>>>

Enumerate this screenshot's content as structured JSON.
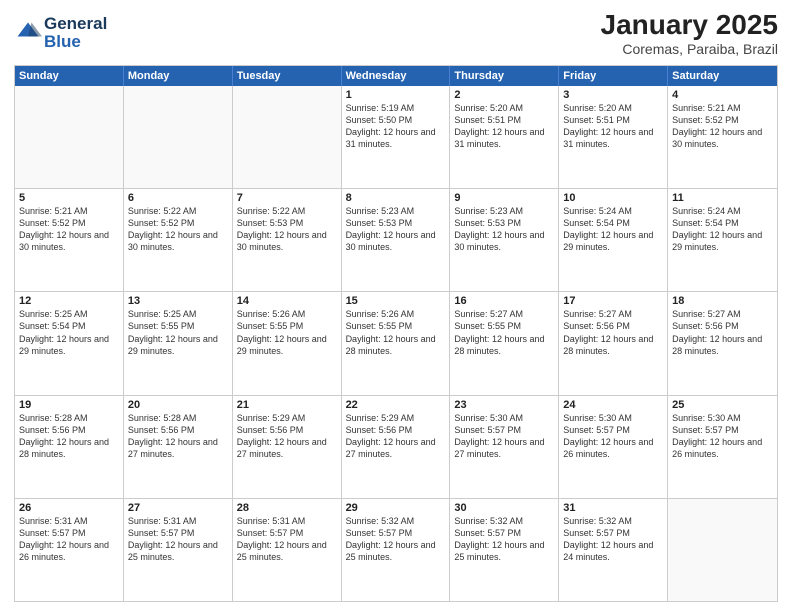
{
  "header": {
    "logo_general": "General",
    "logo_blue": "Blue",
    "title": "January 2025",
    "subtitle": "Coremas, Paraiba, Brazil"
  },
  "calendar": {
    "weekdays": [
      "Sunday",
      "Monday",
      "Tuesday",
      "Wednesday",
      "Thursday",
      "Friday",
      "Saturday"
    ],
    "rows": [
      [
        {
          "day": "",
          "empty": true
        },
        {
          "day": "",
          "empty": true
        },
        {
          "day": "",
          "empty": true
        },
        {
          "day": "1",
          "sunrise": "5:19 AM",
          "sunset": "5:50 PM",
          "daylight": "12 hours and 31 minutes."
        },
        {
          "day": "2",
          "sunrise": "5:20 AM",
          "sunset": "5:51 PM",
          "daylight": "12 hours and 31 minutes."
        },
        {
          "day": "3",
          "sunrise": "5:20 AM",
          "sunset": "5:51 PM",
          "daylight": "12 hours and 31 minutes."
        },
        {
          "day": "4",
          "sunrise": "5:21 AM",
          "sunset": "5:52 PM",
          "daylight": "12 hours and 30 minutes."
        }
      ],
      [
        {
          "day": "5",
          "sunrise": "5:21 AM",
          "sunset": "5:52 PM",
          "daylight": "12 hours and 30 minutes."
        },
        {
          "day": "6",
          "sunrise": "5:22 AM",
          "sunset": "5:52 PM",
          "daylight": "12 hours and 30 minutes."
        },
        {
          "day": "7",
          "sunrise": "5:22 AM",
          "sunset": "5:53 PM",
          "daylight": "12 hours and 30 minutes."
        },
        {
          "day": "8",
          "sunrise": "5:23 AM",
          "sunset": "5:53 PM",
          "daylight": "12 hours and 30 minutes."
        },
        {
          "day": "9",
          "sunrise": "5:23 AM",
          "sunset": "5:53 PM",
          "daylight": "12 hours and 30 minutes."
        },
        {
          "day": "10",
          "sunrise": "5:24 AM",
          "sunset": "5:54 PM",
          "daylight": "12 hours and 29 minutes."
        },
        {
          "day": "11",
          "sunrise": "5:24 AM",
          "sunset": "5:54 PM",
          "daylight": "12 hours and 29 minutes."
        }
      ],
      [
        {
          "day": "12",
          "sunrise": "5:25 AM",
          "sunset": "5:54 PM",
          "daylight": "12 hours and 29 minutes."
        },
        {
          "day": "13",
          "sunrise": "5:25 AM",
          "sunset": "5:55 PM",
          "daylight": "12 hours and 29 minutes."
        },
        {
          "day": "14",
          "sunrise": "5:26 AM",
          "sunset": "5:55 PM",
          "daylight": "12 hours and 29 minutes."
        },
        {
          "day": "15",
          "sunrise": "5:26 AM",
          "sunset": "5:55 PM",
          "daylight": "12 hours and 28 minutes."
        },
        {
          "day": "16",
          "sunrise": "5:27 AM",
          "sunset": "5:55 PM",
          "daylight": "12 hours and 28 minutes."
        },
        {
          "day": "17",
          "sunrise": "5:27 AM",
          "sunset": "5:56 PM",
          "daylight": "12 hours and 28 minutes."
        },
        {
          "day": "18",
          "sunrise": "5:27 AM",
          "sunset": "5:56 PM",
          "daylight": "12 hours and 28 minutes."
        }
      ],
      [
        {
          "day": "19",
          "sunrise": "5:28 AM",
          "sunset": "5:56 PM",
          "daylight": "12 hours and 28 minutes."
        },
        {
          "day": "20",
          "sunrise": "5:28 AM",
          "sunset": "5:56 PM",
          "daylight": "12 hours and 27 minutes."
        },
        {
          "day": "21",
          "sunrise": "5:29 AM",
          "sunset": "5:56 PM",
          "daylight": "12 hours and 27 minutes."
        },
        {
          "day": "22",
          "sunrise": "5:29 AM",
          "sunset": "5:56 PM",
          "daylight": "12 hours and 27 minutes."
        },
        {
          "day": "23",
          "sunrise": "5:30 AM",
          "sunset": "5:57 PM",
          "daylight": "12 hours and 27 minutes."
        },
        {
          "day": "24",
          "sunrise": "5:30 AM",
          "sunset": "5:57 PM",
          "daylight": "12 hours and 26 minutes."
        },
        {
          "day": "25",
          "sunrise": "5:30 AM",
          "sunset": "5:57 PM",
          "daylight": "12 hours and 26 minutes."
        }
      ],
      [
        {
          "day": "26",
          "sunrise": "5:31 AM",
          "sunset": "5:57 PM",
          "daylight": "12 hours and 26 minutes."
        },
        {
          "day": "27",
          "sunrise": "5:31 AM",
          "sunset": "5:57 PM",
          "daylight": "12 hours and 25 minutes."
        },
        {
          "day": "28",
          "sunrise": "5:31 AM",
          "sunset": "5:57 PM",
          "daylight": "12 hours and 25 minutes."
        },
        {
          "day": "29",
          "sunrise": "5:32 AM",
          "sunset": "5:57 PM",
          "daylight": "12 hours and 25 minutes."
        },
        {
          "day": "30",
          "sunrise": "5:32 AM",
          "sunset": "5:57 PM",
          "daylight": "12 hours and 25 minutes."
        },
        {
          "day": "31",
          "sunrise": "5:32 AM",
          "sunset": "5:57 PM",
          "daylight": "12 hours and 24 minutes."
        },
        {
          "day": "",
          "empty": true
        }
      ]
    ]
  }
}
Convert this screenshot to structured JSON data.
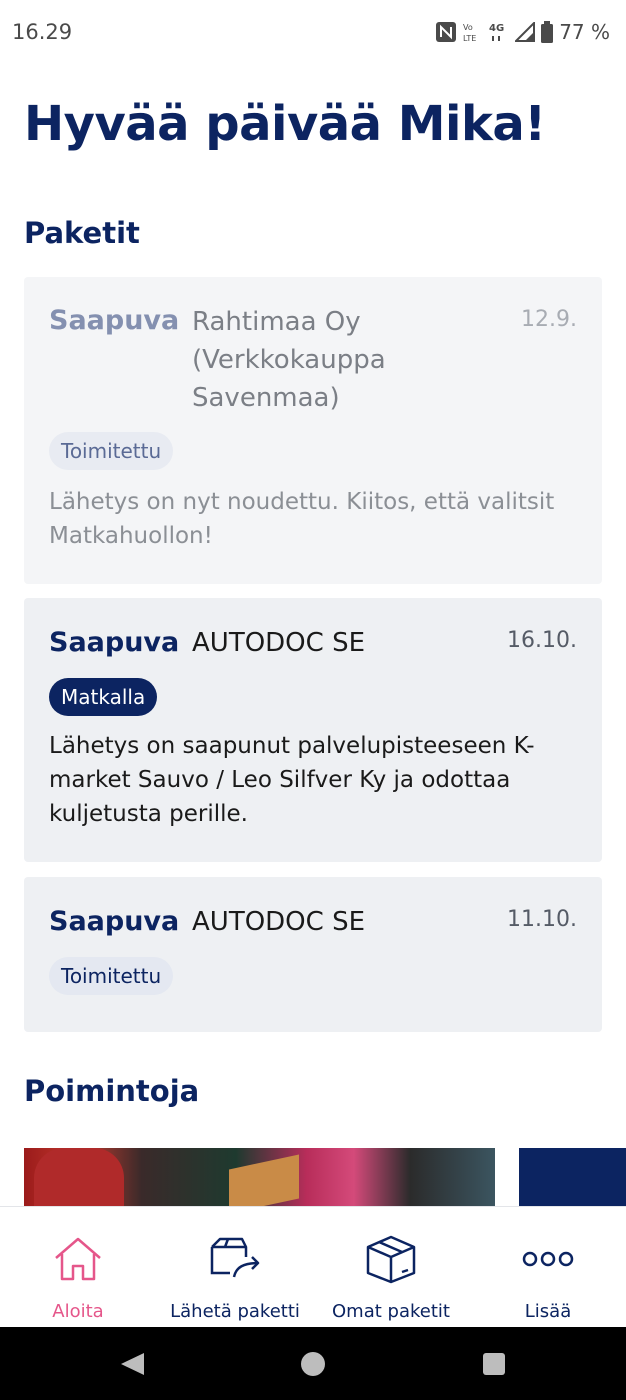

<<<

- **Given exercise**: Using the records above, output their complete text exactly, minus any images.

- **Output for this exercise**:
Enumerate this screenshot's content as structured JSON.
{
  "header": {
    "logo_general": "General",
    "logo_blue": "Blue",
    "title": "January 2025",
    "subtitle": "Coremas, Paraiba, Brazil"
  },
  "calendar": {
    "weekdays": [
      "Sunday",
      "Monday",
      "Tuesday",
      "Wednesday",
      "Thursday",
      "Friday",
      "Saturday"
    ],
    "rows": [
      [
        {
          "day": "",
          "empty": true
        },
        {
          "day": "",
          "empty": true
        },
        {
          "day": "",
          "empty": true
        },
        {
          "day": "1",
          "sunrise": "5:19 AM",
          "sunset": "5:50 PM",
          "daylight": "12 hours and 31 minutes."
        },
        {
          "day": "2",
          "sunrise": "5:20 AM",
          "sunset": "5:51 PM",
          "daylight": "12 hours and 31 minutes."
        },
        {
          "day": "3",
          "sunrise": "5:20 AM",
          "sunset": "5:51 PM",
          "daylight": "12 hours and 31 minutes."
        },
        {
          "day": "4",
          "sunrise": "5:21 AM",
          "sunset": "5:52 PM",
          "daylight": "12 hours and 30 minutes."
        }
      ],
      [
        {
          "day": "5",
          "sunrise": "5:21 AM",
          "sunset": "5:52 PM",
          "daylight": "12 hours and 30 minutes."
        },
        {
          "day": "6",
          "sunrise": "5:22 AM",
          "sunset": "5:52 PM",
          "daylight": "12 hours and 30 minutes."
        },
        {
          "day": "7",
          "sunrise": "5:22 AM",
          "sunset": "5:53 PM",
          "daylight": "12 hours and 30 minutes."
        },
        {
          "day": "8",
          "sunrise": "5:23 AM",
          "sunset": "5:53 PM",
          "daylight": "12 hours and 30 minutes."
        },
        {
          "day": "9",
          "sunrise": "5:23 AM",
          "sunset": "5:53 PM",
          "daylight": "12 hours and 30 minutes."
        },
        {
          "day": "10",
          "sunrise": "5:24 AM",
          "sunset": "5:54 PM",
          "daylight": "12 hours and 29 minutes."
        },
        {
          "day": "11",
          "sunrise": "5:24 AM",
          "sunset": "5:54 PM",
          "daylight": "12 hours and 29 minutes."
        }
      ],
      [
        {
          "day": "12",
          "sunrise": "5:25 AM",
          "sunset": "5:54 PM",
          "daylight": "12 hours and 29 minutes."
        },
        {
          "day": "13",
          "sunrise": "5:25 AM",
          "sunset": "5:55 PM",
          "daylight": "12 hours and 29 minutes."
        },
        {
          "day": "14",
          "sunrise": "5:26 AM",
          "sunset": "5:55 PM",
          "daylight": "12 hours and 29 minutes."
        },
        {
          "day": "15",
          "sunrise": "5:26 AM",
          "sunset": "5:55 PM",
          "daylight": "12 hours and 28 minutes."
        },
        {
          "day": "16",
          "sunrise": "5:27 AM",
          "sunset": "5:55 PM",
          "daylight": "12 hours and 28 minutes."
        },
        {
          "day": "17",
          "sunrise": "5:27 AM",
          "sunset": "5:56 PM",
          "daylight": "12 hours and 28 minutes."
        },
        {
          "day": "18",
          "sunrise": "5:27 AM",
          "sunset": "5:56 PM",
          "daylight": "12 hours and 28 minutes."
        }
      ],
      [
        {
          "day": "19",
          "sunrise": "5:28 AM",
          "sunset": "5:56 PM",
          "daylight": "12 hours and 28 minutes."
        },
        {
          "day": "20",
          "sunrise": "5:28 AM",
          "sunset": "5:56 PM",
          "daylight": "12 hours and 27 minutes."
        },
        {
          "day": "21",
          "sunrise": "5:29 AM",
          "sunset": "5:56 PM",
          "daylight": "12 hours and 27 minutes."
        },
        {
          "day": "22",
          "sunrise": "5:29 AM",
          "sunset": "5:56 PM",
          "daylight": "12 hours and 27 minutes."
        },
        {
          "day": "23",
          "sunrise": "5:30 AM",
          "sunset": "5:57 PM",
          "daylight": "12 hours and 27 minutes."
        },
        {
          "day": "24",
          "sunrise": "5:30 AM",
          "sunset": "5:57 PM",
          "daylight": "12 hours and 26 minutes."
        },
        {
          "day": "25",
          "sunrise": "5:30 AM",
          "sunset": "5:57 PM",
          "daylight": "12 hours and 26 minutes."
        }
      ],
      [
        {
          "day": "26",
          "sunrise": "5:31 AM",
          "sunset": "5:57 PM",
          "daylight": "12 hours and 26 minutes."
        },
        {
          "day": "27",
          "sunrise": "5:31 AM",
          "sunset": "5:57 PM",
          "daylight": "12 hours and 25 minutes."
        },
        {
          "day": "28",
          "sunrise": "5:31 AM",
          "sunset": "5:57 PM",
          "daylight": "12 hours and 25 minutes."
        },
        {
          "day": "29",
          "sunrise": "5:32 AM",
          "sunset": "5:57 PM",
          "daylight": "12 hours and 25 minutes."
        },
        {
          "day": "30",
          "sunrise": "5:32 AM",
          "sunset": "5:57 PM",
          "daylight": "12 hours and 25 minutes."
        },
        {
          "day": "31",
          "sunrise": "5:32 AM",
          "sunset": "5:57 PM",
          "daylight": "12 hours and 24 minutes."
        },
        {
          "day": "",
          "empty": true
        }
      ]
    ]
  }
}
Convert this screenshot to structured JSON data.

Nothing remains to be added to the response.